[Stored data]
····················

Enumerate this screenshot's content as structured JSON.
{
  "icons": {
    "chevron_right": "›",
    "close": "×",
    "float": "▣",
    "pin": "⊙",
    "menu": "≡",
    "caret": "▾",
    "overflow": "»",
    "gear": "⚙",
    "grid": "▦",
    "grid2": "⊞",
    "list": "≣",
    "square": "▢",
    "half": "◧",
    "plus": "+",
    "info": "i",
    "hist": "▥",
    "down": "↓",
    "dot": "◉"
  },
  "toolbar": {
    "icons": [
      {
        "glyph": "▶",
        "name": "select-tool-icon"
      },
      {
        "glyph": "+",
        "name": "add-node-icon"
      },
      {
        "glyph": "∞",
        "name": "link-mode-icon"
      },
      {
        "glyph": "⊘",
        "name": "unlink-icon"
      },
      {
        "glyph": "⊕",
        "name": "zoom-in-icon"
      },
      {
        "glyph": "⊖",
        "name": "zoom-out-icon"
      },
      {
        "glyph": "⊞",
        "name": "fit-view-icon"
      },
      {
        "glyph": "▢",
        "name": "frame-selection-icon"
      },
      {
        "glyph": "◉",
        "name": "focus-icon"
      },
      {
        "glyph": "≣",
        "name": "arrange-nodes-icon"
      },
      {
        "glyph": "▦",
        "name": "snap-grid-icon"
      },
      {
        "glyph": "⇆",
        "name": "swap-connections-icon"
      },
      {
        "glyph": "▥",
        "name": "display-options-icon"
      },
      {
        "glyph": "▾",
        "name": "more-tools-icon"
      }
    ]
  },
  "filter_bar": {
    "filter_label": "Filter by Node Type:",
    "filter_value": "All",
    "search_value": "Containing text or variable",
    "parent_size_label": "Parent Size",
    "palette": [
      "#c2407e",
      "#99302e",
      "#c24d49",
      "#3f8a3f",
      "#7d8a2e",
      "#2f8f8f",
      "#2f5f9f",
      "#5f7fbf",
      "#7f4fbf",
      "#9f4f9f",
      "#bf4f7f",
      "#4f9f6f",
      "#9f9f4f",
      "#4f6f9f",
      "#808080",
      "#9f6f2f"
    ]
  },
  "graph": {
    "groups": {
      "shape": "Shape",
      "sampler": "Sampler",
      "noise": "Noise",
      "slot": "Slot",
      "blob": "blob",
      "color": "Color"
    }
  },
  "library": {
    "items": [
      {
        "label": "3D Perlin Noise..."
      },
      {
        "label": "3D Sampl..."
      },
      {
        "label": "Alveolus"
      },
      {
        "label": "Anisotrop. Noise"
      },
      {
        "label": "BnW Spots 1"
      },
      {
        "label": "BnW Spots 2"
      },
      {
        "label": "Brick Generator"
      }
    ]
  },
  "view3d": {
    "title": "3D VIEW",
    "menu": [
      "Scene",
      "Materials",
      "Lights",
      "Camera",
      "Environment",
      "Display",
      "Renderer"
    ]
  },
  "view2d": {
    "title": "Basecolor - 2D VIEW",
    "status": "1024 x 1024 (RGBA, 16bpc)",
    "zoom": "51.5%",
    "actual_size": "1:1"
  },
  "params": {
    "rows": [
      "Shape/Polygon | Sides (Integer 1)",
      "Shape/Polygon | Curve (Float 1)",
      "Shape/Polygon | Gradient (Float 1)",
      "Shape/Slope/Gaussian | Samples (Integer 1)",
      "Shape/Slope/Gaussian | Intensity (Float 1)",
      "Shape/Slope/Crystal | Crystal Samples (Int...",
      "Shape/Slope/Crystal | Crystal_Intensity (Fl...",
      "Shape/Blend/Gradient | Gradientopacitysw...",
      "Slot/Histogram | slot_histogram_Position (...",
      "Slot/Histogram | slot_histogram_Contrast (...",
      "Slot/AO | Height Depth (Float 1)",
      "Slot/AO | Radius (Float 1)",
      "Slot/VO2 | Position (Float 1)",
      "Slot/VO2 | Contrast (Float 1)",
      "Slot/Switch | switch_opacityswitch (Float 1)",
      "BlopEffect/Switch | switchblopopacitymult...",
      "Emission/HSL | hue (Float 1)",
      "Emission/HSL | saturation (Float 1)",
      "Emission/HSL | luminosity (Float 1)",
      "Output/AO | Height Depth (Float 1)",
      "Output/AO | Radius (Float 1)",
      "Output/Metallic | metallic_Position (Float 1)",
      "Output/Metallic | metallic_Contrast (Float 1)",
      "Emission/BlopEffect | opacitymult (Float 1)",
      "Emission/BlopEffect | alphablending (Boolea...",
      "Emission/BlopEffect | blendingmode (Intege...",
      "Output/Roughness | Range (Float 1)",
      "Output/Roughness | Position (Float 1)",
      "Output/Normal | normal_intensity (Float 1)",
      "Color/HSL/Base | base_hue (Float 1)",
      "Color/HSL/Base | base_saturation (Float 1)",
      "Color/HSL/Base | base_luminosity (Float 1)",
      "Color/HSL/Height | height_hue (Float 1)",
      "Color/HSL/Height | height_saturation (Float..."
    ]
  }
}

····················

-- Requirement --
How many lines of the listing above include the word "zoom"? State the number and nothing else.

-- The response --
3